▶ _What the task requires_:
Return all of the data exactly as written, without the pictures.

(Extracted records)
+---+
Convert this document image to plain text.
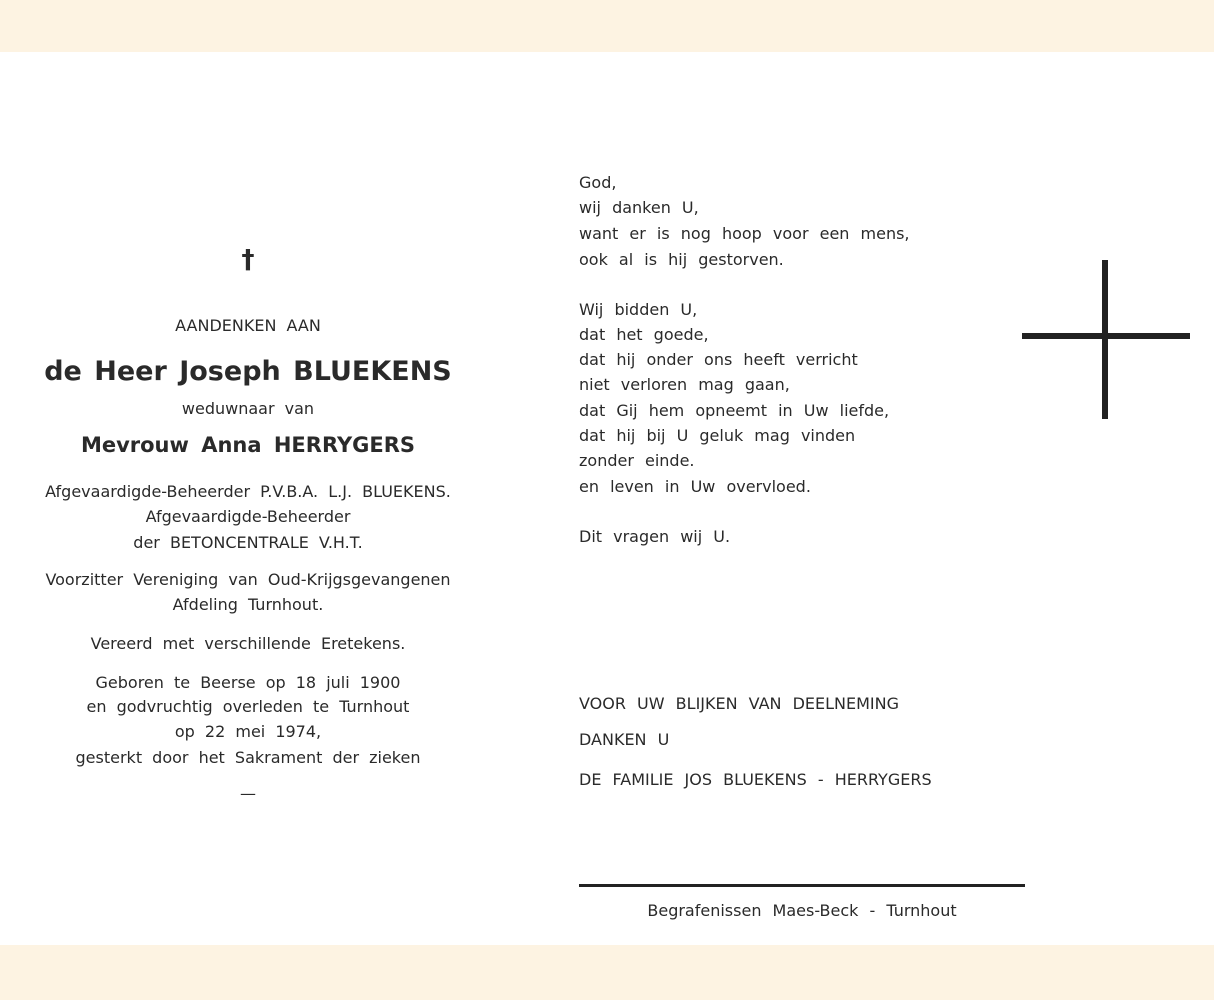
†
AANDENKEN AAN
de Heer Joseph BLUEKENS
weduwnaar van
Mevrouw Anna HERRYGERS
Afgevaardigde-Beheerder P.V.B.A. L.J. BLUEKENS.
Afgevaardigde-Beheerder
der BETONCENTRALE V.H.T.
Voorzitter Vereniging van Oud-Krijgsgevangenen
Afdeling Turnhout.
Vereerd met verschillende Eretekens.
Geboren te Beerse op 18 juli 1900
en godvruchtig overleden te Turnhout
op 22 mei 1974,
gesterkt door het Sakrament der zieken
—
God,
wij danken U,
want er is nog hoop voor een mens,
ook al is hij gestorven.
Wij bidden U,
dat het goede,
dat hij onder ons heeft verricht
niet verloren mag gaan,
dat Gij hem opneemt in Uw liefde,
dat hij bij U geluk mag vinden
zonder einde.
en leven in Uw overvloed.
Dit vragen wij U.
VOOR UW BLIJKEN VAN DEELNEMING
DANKEN U
DE FAMILIE JOS BLUEKENS - HERRYGERS
Begrafenissen Maes-Beck - Turnhout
+---+
▶ _Response_:
Convert this document image to plain text.
†
AANDENKEN AAN
de Heer Joseph BLUEKENS
weduwnaar van
Mevrouw Anna HERRYGERS
Afgevaardigde-Beheerder P.V.B.A. L.J. BLUEKENS.
Afgevaardigde-Beheerder
der BETONCENTRALE V.H.T.
Voorzitter Vereniging van Oud-Krijgsgevangenen
Afdeling Turnhout.
Vereerd met verschillende Eretekens.
Geboren te Beerse op 18 juli 1900
en godvruchtig overleden te Turnhout
op 22 mei 1974,
gesterkt door het Sakrament der zieken
—
God,
wij danken U,
want er is nog hoop voor een mens,
ook al is hij gestorven.
Wij bidden U,
dat het goede,
dat hij onder ons heeft verricht
niet verloren mag gaan,
dat Gij hem opneemt in Uw liefde,
dat hij bij U geluk mag vinden
zonder einde.
en leven in Uw overvloed.
Dit vragen wij U.
VOOR UW BLIJKEN VAN DEELNEMING
DANKEN U
DE FAMILIE JOS BLUEKENS - HERRYGERS
Begrafenissen Maes-Beck - Turnhout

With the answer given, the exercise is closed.